**YOUR OBJECTIVE**
Records follow. Select each line holding "true".

## Start

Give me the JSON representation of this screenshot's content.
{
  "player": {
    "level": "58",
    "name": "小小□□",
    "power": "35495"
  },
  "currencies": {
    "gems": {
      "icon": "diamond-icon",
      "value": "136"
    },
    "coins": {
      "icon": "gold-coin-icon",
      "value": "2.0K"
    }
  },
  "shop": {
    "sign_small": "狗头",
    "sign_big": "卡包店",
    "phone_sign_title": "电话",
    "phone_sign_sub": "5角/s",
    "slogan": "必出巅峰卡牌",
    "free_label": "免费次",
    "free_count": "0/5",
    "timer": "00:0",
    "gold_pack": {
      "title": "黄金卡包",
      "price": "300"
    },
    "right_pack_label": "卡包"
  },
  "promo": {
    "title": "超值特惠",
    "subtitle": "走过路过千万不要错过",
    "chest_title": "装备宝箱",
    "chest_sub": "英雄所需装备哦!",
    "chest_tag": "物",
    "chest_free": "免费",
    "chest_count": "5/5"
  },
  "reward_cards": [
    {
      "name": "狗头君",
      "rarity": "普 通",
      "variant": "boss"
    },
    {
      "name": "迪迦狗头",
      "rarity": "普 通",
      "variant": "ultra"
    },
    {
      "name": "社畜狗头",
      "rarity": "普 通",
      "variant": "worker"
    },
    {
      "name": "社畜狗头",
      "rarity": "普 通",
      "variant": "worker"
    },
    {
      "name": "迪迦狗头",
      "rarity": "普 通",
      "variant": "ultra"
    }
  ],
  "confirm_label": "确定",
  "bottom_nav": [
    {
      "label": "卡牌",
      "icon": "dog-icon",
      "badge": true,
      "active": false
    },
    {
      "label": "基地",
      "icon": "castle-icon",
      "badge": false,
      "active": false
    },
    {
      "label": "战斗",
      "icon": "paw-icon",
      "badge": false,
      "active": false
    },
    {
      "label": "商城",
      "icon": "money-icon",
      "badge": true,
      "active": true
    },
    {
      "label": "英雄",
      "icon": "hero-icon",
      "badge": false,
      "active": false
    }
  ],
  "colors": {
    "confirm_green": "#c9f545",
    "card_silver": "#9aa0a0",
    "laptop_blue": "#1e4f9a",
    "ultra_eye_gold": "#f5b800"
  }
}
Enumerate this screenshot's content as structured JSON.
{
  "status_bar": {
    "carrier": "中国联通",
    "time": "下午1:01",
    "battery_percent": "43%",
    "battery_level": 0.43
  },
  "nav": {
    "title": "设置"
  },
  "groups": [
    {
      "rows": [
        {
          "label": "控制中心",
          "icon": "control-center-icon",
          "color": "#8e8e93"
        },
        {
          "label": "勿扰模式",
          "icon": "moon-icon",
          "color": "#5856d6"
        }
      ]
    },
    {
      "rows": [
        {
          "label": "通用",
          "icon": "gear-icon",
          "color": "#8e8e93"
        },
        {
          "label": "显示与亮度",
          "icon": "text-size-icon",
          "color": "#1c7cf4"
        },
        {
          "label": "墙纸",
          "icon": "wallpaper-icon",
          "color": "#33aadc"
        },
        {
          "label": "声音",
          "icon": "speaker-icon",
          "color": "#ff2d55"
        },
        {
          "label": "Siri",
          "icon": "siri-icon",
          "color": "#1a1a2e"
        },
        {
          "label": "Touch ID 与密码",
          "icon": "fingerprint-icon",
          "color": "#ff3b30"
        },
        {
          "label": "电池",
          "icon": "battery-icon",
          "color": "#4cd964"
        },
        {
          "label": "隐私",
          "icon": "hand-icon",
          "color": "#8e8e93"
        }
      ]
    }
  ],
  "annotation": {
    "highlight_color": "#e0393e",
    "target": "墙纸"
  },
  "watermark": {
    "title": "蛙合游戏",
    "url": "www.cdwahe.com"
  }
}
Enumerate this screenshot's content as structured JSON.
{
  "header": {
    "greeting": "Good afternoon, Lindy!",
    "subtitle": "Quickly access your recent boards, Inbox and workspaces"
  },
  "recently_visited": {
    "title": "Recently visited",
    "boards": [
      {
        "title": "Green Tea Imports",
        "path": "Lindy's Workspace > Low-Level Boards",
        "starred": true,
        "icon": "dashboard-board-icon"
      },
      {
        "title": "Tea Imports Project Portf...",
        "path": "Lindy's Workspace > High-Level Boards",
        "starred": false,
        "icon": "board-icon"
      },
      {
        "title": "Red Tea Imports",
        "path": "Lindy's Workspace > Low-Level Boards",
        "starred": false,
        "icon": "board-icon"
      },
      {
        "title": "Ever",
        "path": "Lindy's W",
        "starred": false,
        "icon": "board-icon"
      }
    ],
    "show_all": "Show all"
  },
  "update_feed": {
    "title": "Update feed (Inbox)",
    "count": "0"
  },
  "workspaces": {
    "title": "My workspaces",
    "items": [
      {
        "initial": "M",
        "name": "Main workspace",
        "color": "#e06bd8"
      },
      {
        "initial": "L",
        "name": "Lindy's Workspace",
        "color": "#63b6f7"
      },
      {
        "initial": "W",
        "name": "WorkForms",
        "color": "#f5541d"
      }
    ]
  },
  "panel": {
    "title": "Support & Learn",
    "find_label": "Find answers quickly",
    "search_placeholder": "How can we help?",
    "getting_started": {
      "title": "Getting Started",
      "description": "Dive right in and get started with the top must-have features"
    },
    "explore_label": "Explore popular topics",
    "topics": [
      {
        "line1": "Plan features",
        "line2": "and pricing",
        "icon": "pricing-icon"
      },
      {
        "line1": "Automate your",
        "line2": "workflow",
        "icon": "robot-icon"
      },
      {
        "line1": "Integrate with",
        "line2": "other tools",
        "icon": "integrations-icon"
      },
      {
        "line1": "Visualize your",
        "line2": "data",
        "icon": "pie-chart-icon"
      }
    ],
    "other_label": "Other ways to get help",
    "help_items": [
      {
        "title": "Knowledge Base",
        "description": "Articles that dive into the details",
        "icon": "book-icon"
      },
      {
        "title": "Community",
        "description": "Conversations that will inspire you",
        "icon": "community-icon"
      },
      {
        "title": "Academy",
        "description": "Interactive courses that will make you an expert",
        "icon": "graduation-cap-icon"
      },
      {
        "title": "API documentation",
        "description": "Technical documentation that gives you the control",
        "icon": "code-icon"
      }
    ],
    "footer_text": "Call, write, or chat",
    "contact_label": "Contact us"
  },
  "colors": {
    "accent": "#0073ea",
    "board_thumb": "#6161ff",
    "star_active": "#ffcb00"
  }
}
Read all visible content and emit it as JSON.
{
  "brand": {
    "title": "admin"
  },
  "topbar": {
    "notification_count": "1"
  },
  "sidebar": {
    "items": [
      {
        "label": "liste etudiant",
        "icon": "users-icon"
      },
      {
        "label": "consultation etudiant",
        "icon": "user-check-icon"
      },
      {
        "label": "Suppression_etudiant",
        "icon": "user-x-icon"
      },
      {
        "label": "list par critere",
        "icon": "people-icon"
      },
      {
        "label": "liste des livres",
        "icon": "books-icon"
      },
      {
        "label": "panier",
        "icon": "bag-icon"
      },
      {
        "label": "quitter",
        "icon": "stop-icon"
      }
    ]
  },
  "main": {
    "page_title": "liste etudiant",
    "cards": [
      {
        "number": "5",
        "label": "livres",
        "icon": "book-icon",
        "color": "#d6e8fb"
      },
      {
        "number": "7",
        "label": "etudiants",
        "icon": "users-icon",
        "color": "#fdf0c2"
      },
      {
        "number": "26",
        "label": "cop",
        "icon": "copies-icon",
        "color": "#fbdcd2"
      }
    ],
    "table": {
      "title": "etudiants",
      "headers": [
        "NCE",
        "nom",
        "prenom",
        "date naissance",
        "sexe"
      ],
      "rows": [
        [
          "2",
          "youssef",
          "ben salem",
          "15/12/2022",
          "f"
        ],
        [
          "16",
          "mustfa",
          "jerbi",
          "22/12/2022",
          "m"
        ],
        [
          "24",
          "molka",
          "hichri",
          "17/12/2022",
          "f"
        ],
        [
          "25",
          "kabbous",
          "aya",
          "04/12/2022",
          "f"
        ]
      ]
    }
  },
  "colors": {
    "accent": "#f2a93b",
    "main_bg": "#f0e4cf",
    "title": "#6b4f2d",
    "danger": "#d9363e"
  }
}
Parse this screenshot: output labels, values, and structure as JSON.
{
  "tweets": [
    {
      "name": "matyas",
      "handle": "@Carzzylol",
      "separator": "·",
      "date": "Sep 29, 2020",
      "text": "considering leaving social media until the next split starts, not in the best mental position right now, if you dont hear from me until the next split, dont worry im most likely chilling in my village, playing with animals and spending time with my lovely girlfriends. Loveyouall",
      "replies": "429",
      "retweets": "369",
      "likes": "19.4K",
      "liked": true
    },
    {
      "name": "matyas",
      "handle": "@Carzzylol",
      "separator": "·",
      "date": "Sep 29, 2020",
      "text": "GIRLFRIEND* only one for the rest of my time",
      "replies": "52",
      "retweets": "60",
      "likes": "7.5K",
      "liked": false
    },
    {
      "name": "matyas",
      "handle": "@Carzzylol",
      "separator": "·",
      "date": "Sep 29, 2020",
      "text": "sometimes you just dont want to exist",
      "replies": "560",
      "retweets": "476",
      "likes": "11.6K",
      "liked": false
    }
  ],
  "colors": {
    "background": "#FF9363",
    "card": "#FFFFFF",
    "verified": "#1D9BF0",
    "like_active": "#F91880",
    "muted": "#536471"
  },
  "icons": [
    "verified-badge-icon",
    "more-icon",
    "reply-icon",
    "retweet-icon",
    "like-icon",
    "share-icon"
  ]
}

## End

**SOLUTION TO THIS EXERCISE**
      "badge": true,
      "badge": true,
      "active": true
        "starred": true,
      "liked": true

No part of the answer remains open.